### Your objective
From the material below, list every line containing "this".

Dataset items:
****************************************

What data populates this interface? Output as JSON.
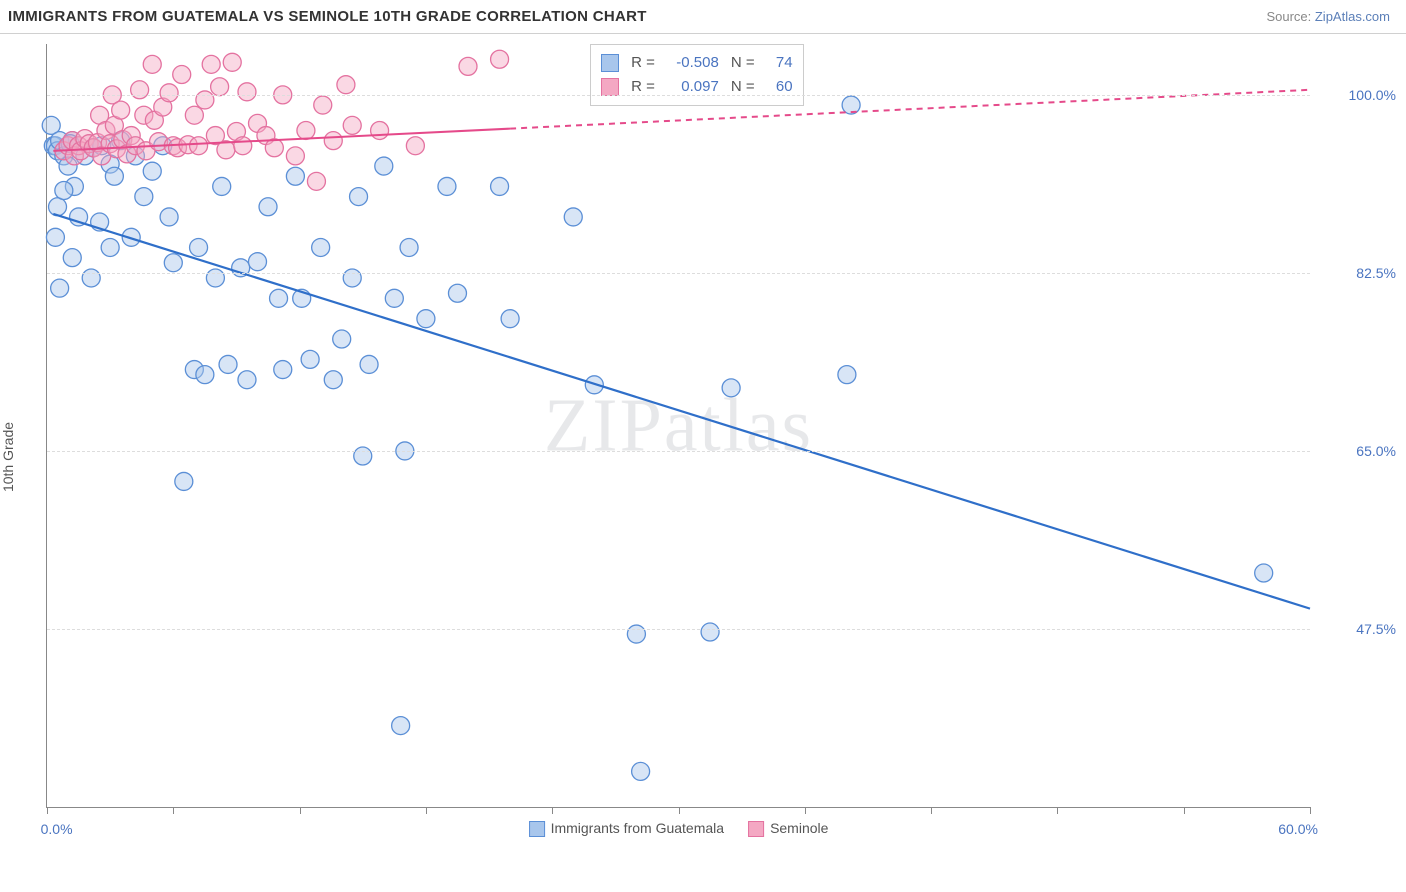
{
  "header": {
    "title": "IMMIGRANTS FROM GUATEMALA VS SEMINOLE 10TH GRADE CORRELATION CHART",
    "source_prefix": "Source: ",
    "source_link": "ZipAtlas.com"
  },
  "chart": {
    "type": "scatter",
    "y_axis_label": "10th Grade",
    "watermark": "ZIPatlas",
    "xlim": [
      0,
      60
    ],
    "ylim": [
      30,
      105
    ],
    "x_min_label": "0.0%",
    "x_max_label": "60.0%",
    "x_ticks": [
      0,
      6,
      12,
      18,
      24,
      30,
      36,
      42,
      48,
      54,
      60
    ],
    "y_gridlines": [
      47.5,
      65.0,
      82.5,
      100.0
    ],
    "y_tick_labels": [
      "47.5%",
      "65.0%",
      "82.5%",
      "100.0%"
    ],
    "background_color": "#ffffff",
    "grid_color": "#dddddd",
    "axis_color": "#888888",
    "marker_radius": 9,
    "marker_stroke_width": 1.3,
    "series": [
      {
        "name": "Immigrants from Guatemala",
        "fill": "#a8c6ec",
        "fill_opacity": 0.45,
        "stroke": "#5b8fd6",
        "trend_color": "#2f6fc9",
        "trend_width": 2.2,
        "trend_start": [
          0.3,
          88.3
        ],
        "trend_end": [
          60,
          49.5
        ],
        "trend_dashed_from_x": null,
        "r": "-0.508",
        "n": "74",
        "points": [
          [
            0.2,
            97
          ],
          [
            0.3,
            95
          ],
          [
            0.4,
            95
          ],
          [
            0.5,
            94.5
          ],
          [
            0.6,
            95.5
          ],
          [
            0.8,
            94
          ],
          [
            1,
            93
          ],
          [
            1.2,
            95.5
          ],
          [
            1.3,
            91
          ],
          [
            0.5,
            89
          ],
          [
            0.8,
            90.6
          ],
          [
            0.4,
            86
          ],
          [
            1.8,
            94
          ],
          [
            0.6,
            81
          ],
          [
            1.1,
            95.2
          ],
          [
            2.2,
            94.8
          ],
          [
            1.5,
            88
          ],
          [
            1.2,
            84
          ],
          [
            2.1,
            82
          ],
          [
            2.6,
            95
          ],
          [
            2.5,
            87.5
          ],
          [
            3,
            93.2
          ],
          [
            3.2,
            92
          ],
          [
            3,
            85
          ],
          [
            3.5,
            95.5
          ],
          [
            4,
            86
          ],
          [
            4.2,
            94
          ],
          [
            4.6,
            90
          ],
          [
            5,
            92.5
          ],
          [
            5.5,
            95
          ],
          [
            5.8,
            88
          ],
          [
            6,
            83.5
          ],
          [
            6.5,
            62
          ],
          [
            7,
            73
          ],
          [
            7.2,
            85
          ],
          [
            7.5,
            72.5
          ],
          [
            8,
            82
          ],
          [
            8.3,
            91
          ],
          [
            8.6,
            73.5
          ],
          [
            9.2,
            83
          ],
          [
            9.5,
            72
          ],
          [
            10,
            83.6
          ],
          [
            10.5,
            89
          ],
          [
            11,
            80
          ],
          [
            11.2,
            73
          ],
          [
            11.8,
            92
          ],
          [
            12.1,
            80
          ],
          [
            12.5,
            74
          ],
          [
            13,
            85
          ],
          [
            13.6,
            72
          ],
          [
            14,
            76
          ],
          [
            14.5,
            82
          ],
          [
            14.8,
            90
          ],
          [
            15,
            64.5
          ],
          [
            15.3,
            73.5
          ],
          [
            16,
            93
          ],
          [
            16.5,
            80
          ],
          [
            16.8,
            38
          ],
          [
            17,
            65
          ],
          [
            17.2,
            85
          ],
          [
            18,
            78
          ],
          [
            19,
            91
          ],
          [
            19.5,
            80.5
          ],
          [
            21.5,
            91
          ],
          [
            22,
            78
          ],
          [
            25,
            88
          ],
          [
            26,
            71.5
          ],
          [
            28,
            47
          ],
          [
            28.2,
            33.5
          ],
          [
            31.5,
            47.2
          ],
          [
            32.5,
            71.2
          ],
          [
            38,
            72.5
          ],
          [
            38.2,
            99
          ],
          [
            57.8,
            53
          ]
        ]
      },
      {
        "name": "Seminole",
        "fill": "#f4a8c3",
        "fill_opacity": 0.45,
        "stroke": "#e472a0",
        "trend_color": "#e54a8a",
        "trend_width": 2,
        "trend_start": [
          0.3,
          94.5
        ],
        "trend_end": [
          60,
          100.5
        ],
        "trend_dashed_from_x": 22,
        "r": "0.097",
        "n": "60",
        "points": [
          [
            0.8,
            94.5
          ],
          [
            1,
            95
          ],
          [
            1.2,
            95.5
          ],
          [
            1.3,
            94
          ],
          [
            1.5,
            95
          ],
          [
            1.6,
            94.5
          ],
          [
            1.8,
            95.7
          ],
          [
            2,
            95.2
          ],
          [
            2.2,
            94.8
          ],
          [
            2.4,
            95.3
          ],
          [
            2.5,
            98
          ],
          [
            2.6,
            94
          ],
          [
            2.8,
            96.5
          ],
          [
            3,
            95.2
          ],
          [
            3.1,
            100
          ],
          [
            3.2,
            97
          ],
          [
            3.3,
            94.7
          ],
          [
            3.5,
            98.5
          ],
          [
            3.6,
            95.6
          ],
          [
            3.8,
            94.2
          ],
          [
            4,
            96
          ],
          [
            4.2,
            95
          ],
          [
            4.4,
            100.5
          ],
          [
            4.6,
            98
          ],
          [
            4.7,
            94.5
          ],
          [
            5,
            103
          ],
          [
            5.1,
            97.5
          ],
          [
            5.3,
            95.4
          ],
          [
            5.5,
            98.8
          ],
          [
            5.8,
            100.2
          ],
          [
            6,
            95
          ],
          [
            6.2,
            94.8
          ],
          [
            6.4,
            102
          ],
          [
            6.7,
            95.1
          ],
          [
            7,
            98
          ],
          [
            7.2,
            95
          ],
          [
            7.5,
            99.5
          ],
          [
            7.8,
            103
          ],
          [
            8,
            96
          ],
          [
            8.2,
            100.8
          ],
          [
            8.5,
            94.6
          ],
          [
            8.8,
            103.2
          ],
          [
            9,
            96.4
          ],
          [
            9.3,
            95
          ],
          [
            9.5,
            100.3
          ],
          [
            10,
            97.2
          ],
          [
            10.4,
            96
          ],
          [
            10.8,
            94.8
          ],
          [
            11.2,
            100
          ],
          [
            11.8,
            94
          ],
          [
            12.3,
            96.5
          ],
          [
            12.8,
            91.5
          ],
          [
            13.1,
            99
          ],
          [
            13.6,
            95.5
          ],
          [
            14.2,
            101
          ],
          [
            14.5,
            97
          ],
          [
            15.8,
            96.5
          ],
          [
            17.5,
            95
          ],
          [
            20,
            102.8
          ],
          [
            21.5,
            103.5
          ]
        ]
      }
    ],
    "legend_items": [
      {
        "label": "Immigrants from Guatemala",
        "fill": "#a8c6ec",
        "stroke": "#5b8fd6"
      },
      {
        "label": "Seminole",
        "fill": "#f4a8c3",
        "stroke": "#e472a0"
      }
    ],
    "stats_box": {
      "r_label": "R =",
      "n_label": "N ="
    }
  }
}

****************************************

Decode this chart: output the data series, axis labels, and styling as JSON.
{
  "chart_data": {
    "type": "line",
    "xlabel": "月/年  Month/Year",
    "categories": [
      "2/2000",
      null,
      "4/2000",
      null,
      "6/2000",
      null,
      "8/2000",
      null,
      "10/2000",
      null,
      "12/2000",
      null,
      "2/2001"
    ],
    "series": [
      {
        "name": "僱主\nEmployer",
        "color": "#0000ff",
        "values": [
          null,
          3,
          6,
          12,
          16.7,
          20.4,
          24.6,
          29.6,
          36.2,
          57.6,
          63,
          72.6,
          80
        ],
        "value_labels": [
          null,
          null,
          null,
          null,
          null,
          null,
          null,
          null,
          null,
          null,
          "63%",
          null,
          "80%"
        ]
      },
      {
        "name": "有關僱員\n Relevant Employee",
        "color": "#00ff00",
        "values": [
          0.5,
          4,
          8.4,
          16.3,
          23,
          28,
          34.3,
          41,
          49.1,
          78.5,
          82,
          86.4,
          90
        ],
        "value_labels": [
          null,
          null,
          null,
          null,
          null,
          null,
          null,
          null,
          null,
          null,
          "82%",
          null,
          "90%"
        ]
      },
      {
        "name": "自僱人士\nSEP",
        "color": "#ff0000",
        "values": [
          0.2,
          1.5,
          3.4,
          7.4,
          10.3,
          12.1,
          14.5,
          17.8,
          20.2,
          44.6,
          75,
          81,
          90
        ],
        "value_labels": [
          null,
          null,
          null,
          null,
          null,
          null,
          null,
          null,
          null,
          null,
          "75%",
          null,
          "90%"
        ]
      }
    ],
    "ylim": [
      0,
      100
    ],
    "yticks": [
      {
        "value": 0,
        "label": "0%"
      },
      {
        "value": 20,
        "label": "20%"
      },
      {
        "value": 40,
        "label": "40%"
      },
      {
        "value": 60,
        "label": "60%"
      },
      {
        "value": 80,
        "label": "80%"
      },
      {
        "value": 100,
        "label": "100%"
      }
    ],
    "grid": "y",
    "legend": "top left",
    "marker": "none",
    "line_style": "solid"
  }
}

****************************************

### Exercise response
What data populates this interface? Output as JSON.
Decode this chart: output the data series, axis labels, and styling as JSON.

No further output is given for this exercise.